[START]

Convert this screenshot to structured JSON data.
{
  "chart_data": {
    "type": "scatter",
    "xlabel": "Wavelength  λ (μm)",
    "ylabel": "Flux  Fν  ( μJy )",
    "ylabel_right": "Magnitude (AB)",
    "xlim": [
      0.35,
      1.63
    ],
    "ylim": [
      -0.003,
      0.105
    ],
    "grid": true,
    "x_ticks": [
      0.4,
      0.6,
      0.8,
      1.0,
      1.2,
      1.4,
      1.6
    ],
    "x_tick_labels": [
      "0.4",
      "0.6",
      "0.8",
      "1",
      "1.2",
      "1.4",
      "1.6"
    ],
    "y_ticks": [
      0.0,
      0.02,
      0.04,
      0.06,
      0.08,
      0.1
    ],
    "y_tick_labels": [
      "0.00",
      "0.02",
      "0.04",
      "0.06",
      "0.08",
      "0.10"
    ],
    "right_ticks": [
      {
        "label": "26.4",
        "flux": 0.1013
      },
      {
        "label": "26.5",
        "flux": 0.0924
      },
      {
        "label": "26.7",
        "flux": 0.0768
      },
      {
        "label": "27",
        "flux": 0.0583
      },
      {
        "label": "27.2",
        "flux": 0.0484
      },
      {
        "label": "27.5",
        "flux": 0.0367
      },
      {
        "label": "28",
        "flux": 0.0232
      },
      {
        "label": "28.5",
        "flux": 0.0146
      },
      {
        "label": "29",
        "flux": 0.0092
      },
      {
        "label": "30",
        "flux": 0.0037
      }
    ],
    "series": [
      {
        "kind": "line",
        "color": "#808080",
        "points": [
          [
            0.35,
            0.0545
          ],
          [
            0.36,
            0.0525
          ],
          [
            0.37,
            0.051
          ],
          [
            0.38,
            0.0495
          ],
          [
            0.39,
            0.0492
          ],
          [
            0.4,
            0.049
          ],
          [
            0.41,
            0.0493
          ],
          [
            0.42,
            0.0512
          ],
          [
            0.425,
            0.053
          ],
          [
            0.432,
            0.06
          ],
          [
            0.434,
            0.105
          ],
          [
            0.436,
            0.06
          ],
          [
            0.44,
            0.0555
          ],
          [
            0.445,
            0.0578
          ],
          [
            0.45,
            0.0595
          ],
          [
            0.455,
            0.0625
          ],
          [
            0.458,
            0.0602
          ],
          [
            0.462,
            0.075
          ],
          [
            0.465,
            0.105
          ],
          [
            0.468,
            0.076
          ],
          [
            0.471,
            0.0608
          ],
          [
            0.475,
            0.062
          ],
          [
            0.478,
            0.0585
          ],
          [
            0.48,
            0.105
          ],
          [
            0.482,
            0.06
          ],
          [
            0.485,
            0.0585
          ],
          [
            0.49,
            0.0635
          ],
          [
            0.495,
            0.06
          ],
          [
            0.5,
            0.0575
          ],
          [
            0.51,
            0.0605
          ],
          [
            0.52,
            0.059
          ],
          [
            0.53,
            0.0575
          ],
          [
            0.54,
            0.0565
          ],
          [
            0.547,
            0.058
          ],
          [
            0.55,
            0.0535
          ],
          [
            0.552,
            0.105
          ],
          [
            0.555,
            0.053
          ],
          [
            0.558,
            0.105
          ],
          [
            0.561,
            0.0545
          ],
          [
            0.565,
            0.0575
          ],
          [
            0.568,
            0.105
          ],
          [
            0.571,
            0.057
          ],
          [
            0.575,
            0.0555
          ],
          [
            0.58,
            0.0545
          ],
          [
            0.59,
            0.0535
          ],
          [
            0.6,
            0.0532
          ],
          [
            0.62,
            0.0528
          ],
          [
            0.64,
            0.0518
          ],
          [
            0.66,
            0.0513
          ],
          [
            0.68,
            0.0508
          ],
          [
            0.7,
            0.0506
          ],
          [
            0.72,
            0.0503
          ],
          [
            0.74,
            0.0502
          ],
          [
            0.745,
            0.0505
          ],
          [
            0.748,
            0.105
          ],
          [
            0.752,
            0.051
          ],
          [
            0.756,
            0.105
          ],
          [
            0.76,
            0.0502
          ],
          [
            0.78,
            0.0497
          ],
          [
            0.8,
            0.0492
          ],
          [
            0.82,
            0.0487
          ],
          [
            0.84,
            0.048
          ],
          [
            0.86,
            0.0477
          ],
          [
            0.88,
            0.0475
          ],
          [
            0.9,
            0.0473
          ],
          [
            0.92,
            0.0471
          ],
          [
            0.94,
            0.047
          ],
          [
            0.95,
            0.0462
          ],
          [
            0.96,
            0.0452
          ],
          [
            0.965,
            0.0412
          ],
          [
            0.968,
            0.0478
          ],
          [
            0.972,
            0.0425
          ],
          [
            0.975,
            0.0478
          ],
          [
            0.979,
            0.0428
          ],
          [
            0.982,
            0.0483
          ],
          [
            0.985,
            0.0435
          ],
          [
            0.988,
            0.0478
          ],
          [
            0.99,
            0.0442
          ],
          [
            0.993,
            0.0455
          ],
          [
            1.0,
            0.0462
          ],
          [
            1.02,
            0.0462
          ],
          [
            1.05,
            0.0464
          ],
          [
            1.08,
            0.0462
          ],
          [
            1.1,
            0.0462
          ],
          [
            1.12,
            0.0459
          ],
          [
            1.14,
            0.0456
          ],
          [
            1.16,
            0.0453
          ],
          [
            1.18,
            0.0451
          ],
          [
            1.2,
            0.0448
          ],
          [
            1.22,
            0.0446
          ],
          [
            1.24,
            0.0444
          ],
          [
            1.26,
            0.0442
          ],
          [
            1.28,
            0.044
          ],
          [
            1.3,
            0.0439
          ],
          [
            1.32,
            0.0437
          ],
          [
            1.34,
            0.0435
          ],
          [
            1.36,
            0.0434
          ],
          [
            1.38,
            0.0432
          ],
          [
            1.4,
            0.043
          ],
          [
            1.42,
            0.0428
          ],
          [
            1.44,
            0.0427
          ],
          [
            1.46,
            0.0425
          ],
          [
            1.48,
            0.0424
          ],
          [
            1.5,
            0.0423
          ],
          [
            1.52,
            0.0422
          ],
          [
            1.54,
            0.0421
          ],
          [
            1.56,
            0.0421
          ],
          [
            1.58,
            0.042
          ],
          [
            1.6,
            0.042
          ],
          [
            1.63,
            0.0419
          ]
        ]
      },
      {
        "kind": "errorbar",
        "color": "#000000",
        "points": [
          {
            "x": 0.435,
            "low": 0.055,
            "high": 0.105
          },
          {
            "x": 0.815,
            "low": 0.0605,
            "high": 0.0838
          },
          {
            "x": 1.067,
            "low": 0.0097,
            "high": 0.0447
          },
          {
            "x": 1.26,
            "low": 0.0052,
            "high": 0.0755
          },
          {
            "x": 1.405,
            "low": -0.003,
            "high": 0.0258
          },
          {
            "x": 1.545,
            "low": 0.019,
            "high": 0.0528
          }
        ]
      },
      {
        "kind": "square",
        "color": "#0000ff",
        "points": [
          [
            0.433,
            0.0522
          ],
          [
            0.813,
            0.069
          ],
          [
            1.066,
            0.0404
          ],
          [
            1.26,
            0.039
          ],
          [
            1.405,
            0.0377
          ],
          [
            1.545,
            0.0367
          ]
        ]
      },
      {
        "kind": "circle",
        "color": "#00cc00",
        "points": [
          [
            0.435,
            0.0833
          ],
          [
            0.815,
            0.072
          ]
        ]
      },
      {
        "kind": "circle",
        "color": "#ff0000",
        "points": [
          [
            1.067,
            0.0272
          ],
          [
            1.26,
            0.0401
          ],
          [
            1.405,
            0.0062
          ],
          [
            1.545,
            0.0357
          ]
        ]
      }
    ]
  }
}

[END]

Return every line above that contains the word "high".

- [Written answer]
            "high": 0.105
            "high": 0.0838
            "high": 0.0447
            "high": 0.0755
            "high": 0.0258
            "high": 0.0528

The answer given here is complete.